## START
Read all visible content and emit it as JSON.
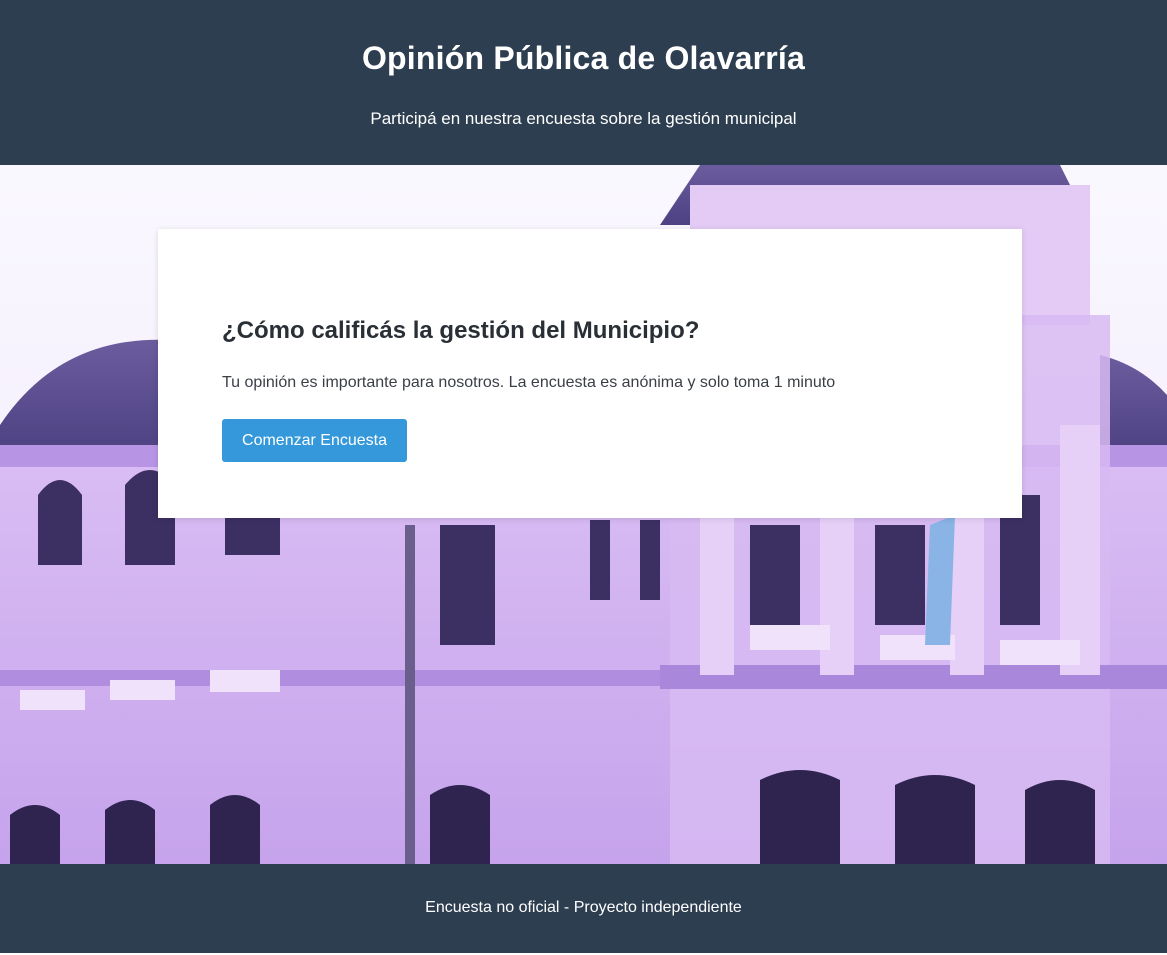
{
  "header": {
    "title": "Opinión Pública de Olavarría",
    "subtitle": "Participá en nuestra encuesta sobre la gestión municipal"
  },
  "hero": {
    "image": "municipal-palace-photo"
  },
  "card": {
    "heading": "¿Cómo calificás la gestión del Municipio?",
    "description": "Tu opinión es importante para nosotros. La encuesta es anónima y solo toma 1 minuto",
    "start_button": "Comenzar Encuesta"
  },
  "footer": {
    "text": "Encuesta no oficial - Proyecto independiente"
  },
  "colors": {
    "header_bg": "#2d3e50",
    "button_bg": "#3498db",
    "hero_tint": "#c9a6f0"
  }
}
## END
## START
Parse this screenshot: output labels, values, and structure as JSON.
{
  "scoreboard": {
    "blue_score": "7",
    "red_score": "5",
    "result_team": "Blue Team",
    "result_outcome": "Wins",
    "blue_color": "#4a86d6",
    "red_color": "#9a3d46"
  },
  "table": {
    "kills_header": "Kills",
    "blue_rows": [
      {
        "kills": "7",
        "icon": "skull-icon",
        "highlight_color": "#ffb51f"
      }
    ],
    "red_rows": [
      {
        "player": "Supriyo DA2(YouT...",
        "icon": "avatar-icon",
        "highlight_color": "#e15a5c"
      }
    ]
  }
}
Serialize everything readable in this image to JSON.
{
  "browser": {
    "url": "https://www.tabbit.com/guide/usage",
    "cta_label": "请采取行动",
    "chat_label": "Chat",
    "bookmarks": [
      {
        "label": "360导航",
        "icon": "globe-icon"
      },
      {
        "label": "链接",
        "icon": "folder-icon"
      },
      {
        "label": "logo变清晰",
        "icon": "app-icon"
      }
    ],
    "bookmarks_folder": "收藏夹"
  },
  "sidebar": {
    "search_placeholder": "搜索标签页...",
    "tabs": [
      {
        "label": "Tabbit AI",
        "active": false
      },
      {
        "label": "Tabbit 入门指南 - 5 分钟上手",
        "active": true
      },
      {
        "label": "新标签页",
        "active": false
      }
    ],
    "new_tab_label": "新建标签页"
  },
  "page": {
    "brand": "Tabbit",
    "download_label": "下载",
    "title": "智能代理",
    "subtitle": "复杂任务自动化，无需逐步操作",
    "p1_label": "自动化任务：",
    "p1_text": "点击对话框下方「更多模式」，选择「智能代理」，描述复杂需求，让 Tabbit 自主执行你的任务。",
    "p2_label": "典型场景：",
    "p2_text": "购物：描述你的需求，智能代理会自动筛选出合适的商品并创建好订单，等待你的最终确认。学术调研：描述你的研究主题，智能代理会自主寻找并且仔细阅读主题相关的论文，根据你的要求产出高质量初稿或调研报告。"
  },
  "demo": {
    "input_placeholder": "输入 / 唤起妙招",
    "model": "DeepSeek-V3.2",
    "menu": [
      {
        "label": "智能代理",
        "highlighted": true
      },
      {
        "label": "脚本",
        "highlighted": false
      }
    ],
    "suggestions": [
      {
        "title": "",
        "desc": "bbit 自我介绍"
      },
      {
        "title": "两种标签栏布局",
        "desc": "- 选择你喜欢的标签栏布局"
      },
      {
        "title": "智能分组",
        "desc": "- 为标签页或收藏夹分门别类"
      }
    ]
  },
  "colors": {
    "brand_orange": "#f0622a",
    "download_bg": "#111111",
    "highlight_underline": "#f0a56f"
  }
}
## END
- **GOAL OF THE EXERCISE**:
Gather every line containing the word "JSON" and copy it.

- **EXERCISE RESULT**:
Read all visible content and emit it as JSON.
Parse this screenshot: output labels, values, and structure as JSON.
Serialize everything readable in this image to JSON.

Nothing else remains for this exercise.